When his health deteriorated in Oropos, a wave of protests broke out internationally. At the camp, he remained independent of the fractured forces of the Communist Party, which had split in 1968. As such, he came into conflict with the leadership who isolated him despite his health. When his proposal for an attempt at mass resistance involving the thousands of prisoners at the camp was rejected by the KKE, something which would have surely attracted international attention, Theodorakis came out publicly in a statement against the KKE’s policy. 

In 1970, under the pressure of international solidarity and with the support of many renowned artists such as Arthur Miller and Dmitri Shostakovich, the dictatorship allowed him to move to Paris. There he chose to work with the KKE Interior (the ‘euro-communist’ split away from the Communist Party). He joined their offices in the same year and became president of the PAM.

-.-.-

### PROMPT 1
In the listing, update the stretch from the start through the line containing "colorbar-tick-label: 20 [869, 1378, 917, 1425]" by replacing "matchup-x-marker" with "cross-marker" and leaving everything else unchanged. Return only those lines.
The text and the listing are unrelated to each other.

### Element box listing
-.-.-

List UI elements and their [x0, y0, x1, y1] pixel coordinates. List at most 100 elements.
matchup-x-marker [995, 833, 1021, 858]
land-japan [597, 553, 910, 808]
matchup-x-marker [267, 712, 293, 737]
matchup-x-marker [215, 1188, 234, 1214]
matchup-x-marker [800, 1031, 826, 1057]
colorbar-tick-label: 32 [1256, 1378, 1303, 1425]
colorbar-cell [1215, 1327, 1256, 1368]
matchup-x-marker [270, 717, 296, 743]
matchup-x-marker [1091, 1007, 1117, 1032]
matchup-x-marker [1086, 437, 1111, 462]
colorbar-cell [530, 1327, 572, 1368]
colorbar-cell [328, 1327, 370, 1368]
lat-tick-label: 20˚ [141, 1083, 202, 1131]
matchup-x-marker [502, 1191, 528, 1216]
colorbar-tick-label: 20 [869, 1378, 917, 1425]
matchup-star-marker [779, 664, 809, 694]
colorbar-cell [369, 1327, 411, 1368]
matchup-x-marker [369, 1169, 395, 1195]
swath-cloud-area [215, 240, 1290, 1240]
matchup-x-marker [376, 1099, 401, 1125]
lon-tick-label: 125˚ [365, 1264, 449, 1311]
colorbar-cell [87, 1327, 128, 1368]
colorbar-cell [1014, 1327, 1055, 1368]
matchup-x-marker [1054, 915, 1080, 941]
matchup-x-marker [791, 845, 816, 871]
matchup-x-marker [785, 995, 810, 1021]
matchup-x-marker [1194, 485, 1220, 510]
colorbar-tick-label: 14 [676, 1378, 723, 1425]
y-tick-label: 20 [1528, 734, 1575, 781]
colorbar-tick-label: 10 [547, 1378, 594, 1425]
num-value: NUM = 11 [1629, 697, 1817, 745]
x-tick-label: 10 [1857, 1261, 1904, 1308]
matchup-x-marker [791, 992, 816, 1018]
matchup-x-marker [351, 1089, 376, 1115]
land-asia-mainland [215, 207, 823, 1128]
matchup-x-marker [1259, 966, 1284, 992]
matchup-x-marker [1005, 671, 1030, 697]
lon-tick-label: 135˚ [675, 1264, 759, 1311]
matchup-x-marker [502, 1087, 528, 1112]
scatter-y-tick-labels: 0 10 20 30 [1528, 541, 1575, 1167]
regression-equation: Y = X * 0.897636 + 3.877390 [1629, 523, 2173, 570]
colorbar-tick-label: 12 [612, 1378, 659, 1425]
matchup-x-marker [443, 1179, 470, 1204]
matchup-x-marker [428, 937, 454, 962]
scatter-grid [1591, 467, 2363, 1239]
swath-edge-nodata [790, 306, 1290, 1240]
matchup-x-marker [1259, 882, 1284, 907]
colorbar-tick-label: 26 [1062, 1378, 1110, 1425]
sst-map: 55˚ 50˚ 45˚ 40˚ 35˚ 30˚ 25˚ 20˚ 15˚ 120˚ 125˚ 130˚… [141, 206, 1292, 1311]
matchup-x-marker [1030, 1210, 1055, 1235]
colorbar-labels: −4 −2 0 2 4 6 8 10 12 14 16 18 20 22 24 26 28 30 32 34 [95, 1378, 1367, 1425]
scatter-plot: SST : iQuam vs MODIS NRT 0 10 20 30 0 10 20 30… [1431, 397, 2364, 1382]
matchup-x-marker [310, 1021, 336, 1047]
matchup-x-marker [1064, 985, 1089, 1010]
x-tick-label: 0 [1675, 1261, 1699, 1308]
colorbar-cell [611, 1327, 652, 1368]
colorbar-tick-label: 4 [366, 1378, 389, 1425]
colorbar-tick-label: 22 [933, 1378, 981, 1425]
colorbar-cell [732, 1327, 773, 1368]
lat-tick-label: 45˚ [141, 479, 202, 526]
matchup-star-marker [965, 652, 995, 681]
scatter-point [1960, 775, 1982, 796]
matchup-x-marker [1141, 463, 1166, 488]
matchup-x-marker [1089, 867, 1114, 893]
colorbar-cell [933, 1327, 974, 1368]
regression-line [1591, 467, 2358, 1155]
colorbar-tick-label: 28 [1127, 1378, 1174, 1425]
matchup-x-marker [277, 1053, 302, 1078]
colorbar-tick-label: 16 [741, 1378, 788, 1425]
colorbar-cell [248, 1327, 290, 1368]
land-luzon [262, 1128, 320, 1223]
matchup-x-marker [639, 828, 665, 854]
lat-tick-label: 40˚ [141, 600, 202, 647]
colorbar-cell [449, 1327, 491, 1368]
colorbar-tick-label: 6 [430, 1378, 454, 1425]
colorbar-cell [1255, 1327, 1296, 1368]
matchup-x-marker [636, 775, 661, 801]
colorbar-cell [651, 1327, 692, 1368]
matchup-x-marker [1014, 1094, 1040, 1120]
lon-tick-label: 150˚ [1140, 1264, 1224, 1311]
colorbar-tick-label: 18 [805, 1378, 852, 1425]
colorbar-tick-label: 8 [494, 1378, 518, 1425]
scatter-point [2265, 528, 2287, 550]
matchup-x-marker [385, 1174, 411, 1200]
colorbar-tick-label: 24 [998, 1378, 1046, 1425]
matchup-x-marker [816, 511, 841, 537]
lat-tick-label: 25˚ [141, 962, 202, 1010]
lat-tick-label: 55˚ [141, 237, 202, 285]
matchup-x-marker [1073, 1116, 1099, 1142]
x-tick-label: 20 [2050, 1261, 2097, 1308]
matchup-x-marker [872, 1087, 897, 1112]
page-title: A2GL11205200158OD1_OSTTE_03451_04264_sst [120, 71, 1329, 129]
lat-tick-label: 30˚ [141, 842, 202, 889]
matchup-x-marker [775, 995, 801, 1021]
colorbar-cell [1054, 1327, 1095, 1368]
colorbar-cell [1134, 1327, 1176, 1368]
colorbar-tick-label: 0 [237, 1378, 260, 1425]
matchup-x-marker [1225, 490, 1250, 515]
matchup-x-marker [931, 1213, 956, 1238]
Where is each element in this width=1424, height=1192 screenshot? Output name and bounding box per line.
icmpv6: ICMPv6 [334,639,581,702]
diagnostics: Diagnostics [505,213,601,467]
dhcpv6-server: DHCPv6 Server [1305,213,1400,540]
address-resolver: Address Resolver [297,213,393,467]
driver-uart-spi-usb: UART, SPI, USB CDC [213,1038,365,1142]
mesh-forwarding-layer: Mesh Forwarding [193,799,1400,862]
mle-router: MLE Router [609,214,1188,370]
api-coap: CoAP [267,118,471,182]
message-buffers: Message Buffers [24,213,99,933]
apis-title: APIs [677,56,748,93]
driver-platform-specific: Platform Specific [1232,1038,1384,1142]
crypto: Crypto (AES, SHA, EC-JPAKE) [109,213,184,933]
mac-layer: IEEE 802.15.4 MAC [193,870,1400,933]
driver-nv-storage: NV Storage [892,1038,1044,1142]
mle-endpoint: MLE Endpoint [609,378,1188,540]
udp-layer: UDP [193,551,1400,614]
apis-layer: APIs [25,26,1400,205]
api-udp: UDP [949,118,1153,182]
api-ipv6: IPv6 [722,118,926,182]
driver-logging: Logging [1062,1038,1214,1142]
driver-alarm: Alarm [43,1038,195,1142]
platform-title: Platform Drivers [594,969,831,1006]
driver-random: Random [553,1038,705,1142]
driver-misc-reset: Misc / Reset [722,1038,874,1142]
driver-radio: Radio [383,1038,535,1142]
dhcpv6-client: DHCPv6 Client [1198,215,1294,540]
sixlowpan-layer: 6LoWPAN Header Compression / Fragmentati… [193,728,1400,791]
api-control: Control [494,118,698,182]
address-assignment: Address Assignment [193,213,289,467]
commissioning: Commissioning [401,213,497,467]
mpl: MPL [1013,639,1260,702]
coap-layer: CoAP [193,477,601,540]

-.-.-

### PROMPT 2
List every person named in the passage about Theodorakis.

### REPLY 1
List UI elements and their [x0, y0, x1, y1] pixel coordinates. List at most 100 elements.
cross-marker [995, 833, 1021, 858]
land-japan [597, 553, 910, 808]
cross-marker [267, 712, 293, 737]
cross-marker [215, 1188, 234, 1214]
cross-marker [800, 1031, 826, 1057]
colorbar-tick-label: 32 [1256, 1378, 1303, 1425]
colorbar-cell [1215, 1327, 1256, 1368]
cross-marker [270, 717, 296, 743]
cross-marker [1091, 1007, 1117, 1032]
cross-marker [1086, 437, 1111, 462]
colorbar-cell [530, 1327, 572, 1368]
colorbar-cell [328, 1327, 370, 1368]
lat-tick-label: 20˚ [141, 1083, 202, 1131]
cross-marker [502, 1191, 528, 1216]
colorbar-tick-label: 20 [869, 1378, 917, 1425]

### REPLY 2
Theodorakis, Arthur Miller, Dmitri Shostakovich